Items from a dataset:
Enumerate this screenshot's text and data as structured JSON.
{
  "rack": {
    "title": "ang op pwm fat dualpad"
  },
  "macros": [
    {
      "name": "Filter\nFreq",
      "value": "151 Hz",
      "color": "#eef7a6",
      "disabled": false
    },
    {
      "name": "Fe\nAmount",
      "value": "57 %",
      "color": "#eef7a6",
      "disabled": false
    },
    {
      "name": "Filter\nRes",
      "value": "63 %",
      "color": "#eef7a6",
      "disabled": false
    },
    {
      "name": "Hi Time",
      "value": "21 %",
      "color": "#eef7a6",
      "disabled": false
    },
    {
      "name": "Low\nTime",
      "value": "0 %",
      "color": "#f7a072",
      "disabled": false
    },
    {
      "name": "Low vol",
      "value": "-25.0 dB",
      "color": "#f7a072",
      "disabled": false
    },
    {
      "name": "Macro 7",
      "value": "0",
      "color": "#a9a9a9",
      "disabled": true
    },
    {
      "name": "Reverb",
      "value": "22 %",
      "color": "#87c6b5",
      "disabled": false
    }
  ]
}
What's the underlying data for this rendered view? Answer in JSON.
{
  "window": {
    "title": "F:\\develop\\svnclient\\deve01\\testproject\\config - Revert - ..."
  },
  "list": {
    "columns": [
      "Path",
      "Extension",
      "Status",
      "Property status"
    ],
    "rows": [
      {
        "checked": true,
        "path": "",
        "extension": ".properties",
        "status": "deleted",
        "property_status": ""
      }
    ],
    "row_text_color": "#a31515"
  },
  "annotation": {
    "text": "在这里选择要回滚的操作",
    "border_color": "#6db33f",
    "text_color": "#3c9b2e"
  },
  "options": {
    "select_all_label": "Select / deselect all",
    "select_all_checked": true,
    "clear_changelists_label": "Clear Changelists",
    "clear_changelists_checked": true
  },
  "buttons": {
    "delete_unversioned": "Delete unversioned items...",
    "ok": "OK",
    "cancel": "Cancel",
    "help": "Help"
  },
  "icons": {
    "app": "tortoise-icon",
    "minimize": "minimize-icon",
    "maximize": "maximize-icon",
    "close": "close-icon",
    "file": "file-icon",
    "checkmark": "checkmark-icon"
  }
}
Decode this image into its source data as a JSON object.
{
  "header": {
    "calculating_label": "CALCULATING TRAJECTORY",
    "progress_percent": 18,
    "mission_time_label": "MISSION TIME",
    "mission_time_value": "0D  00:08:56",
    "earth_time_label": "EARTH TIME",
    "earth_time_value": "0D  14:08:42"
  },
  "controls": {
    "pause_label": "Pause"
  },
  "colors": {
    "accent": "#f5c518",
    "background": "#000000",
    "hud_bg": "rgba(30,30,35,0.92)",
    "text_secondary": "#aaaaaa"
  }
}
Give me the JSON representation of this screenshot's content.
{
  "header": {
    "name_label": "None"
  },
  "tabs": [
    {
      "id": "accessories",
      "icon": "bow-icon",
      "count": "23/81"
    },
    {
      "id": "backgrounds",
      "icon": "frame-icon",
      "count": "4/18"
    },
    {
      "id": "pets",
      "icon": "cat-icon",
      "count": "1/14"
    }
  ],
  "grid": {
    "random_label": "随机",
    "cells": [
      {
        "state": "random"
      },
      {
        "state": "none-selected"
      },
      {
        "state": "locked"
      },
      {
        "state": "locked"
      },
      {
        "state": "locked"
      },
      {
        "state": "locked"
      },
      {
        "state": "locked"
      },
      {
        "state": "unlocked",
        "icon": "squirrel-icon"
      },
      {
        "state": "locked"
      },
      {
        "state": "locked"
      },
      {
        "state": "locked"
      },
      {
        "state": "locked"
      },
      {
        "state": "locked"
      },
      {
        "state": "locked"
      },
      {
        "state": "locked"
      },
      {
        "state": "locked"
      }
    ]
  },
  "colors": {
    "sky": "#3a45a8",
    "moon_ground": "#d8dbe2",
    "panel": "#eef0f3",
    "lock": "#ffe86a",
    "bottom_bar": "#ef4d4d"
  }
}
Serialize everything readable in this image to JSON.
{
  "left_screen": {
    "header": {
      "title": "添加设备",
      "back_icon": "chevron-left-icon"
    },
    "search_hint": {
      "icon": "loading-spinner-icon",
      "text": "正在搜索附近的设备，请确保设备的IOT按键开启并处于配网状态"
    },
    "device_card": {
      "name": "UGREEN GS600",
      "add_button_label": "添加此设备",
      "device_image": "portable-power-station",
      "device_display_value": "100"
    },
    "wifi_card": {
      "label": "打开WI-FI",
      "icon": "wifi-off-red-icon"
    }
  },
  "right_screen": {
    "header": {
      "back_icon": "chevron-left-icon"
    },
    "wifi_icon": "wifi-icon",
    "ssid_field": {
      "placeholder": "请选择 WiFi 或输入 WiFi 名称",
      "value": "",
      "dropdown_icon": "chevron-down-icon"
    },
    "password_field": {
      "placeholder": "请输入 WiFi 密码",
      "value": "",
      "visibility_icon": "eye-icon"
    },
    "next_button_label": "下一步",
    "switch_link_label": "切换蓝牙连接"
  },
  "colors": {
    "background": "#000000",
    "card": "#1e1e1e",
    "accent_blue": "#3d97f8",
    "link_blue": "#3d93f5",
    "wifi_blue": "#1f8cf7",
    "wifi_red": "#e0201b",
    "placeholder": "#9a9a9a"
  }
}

### Written exercise:
Print all of the entries again, exactly as written.

### Exercise output:
Enumerate this screenshot's text and data as structured JSON.
{
  "rack": {
    "title": "ang op pwm fat dualpad"
  },
  "macros": [
    {
      "name": "Filter\nFreq",
      "value": "151 Hz",
      "color": "#eef7a6",
      "disabled": false
    },
    {
      "name": "Fe\nAmount",
      "value": "57 %",
      "color": "#eef7a6",
      "disabled": false
    },
    {
      "name": "Filter\nRes",
      "value": "63 %",
      "color": "#eef7a6",
      "disabled": false
    },
    {
      "name": "Hi Time",
      "value": "21 %",
      "color": "#eef7a6",
      "disabled": false
    },
    {
      "name": "Low\nTime",
      "value": "0 %",
      "color": "#f7a072",
      "disabled": false
    },
    {
      "name": "Low vol",
      "value": "-25.0 dB",
      "color": "#f7a072",
      "disabled": false
    },
    {
      "name": "Macro 7",
      "value": "0",
      "color": "#a9a9a9",
      "disabled": true
    },
    {
      "name": "Reverb",
      "value": "22 %",
      "color": "#87c6b5",
      "disabled": false
    }
  ]
}
What's the underlying data for this rendered view? Answer in JSON.
{
  "window": {
    "title": "F:\\develop\\svnclient\\deve01\\testproject\\config - Revert - ..."
  },
  "list": {
    "columns": [
      "Path",
      "Extension",
      "Status",
      "Property status"
    ],
    "rows": [
      {
        "checked": true,
        "path": "",
        "extension": ".properties",
        "status": "deleted",
        "property_status": ""
      }
    ],
    "row_text_color": "#a31515"
  },
  "annotation": {
    "text": "在这里选择要回滚的操作",
    "border_color": "#6db33f",
    "text_color": "#3c9b2e"
  },
  "options": {
    "select_all_label": "Select / deselect all",
    "select_all_checked": true,
    "clear_changelists_label": "Clear Changelists",
    "clear_changelists_checked": true
  },
  "buttons": {
    "delete_unversioned": "Delete unversioned items...",
    "ok": "OK",
    "cancel": "Cancel",
    "help": "Help"
  },
  "icons": {
    "app": "tortoise-icon",
    "minimize": "minimize-icon",
    "maximize": "maximize-icon",
    "close": "close-icon",
    "file": "file-icon",
    "checkmark": "checkmark-icon"
  }
}
Decode this image into its source data as a JSON object.
{
  "header": {
    "calculating_label": "CALCULATING TRAJECTORY",
    "progress_percent": 18,
    "mission_time_label": "MISSION TIME",
    "mission_time_value": "0D  00:08:56",
    "earth_time_label": "EARTH TIME",
    "earth_time_value": "0D  14:08:42"
  },
  "controls": {
    "pause_label": "Pause"
  },
  "colors": {
    "accent": "#f5c518",
    "background": "#000000",
    "hud_bg": "rgba(30,30,35,0.92)",
    "text_secondary": "#aaaaaa"
  }
}
Give me the JSON representation of this screenshot's content.
{
  "header": {
    "name_label": "None"
  },
  "tabs": [
    {
      "id": "accessories",
      "icon": "bow-icon",
      "count": "23/81"
    },
    {
      "id": "backgrounds",
      "icon": "frame-icon",
      "count": "4/18"
    },
    {
      "id": "pets",
      "icon": "cat-icon",
      "count": "1/14"
    }
  ],
  "grid": {
    "random_label": "随机",
    "cells": [
      {
        "state": "random"
      },
      {
        "state": "none-selected"
      },
      {
        "state": "locked"
      },
      {
        "state": "locked"
      },
      {
        "state": "locked"
      },
      {
        "state": "locked"
      },
      {
        "state": "locked"
      },
      {
        "state": "unlocked",
        "icon": "squirrel-icon"
      },
      {
        "state": "locked"
      },
      {
        "state": "locked"
      },
      {
        "state": "locked"
      },
      {
        "state": "locked"
      },
      {
        "state": "locked"
      },
      {
        "state": "locked"
      },
      {
        "state": "locked"
      },
      {
        "state": "locked"
      }
    ]
  },
  "colors": {
    "sky": "#3a45a8",
    "moon_ground": "#d8dbe2",
    "panel": "#eef0f3",
    "lock": "#ffe86a",
    "bottom_bar": "#ef4d4d"
  }
}
Serialize everything readable in this image to JSON.
{
  "left_screen": {
    "header": {
      "title": "添加设备",
      "back_icon": "chevron-left-icon"
    },
    "search_hint": {
      "icon": "loading-spinner-icon",
      "text": "正在搜索附近的设备，请确保设备的IOT按键开启并处于配网状态"
    },
    "device_card": {
      "name": "UGREEN GS600",
      "add_button_label": "添加此设备",
      "device_image": "portable-power-station",
      "device_display_value": "100"
    },
    "wifi_card": {
      "label": "打开WI-FI",
      "icon": "wifi-off-red-icon"
    }
  },
  "right_screen": {
    "header": {
      "back_icon": "chevron-left-icon"
    },
    "wifi_icon": "wifi-icon",
    "ssid_field": {
      "placeholder": "请选择 WiFi 或输入 WiFi 名称",
      "value": "",
      "dropdown_icon": "chevron-down-icon"
    },
    "password_field": {
      "placeholder": "请输入 WiFi 密码",
      "value": "",
      "visibility_icon": "eye-icon"
    },
    "next_button_label": "下一步",
    "switch_link_label": "切换蓝牙连接"
  },
  "colors": {
    "background": "#000000",
    "card": "#1e1e1e",
    "accent_blue": "#3d97f8",
    "link_blue": "#3d93f5",
    "wifi_blue": "#1f8cf7",
    "wifi_red": "#e0201b",
    "placeholder": "#9a9a9a"
  }
}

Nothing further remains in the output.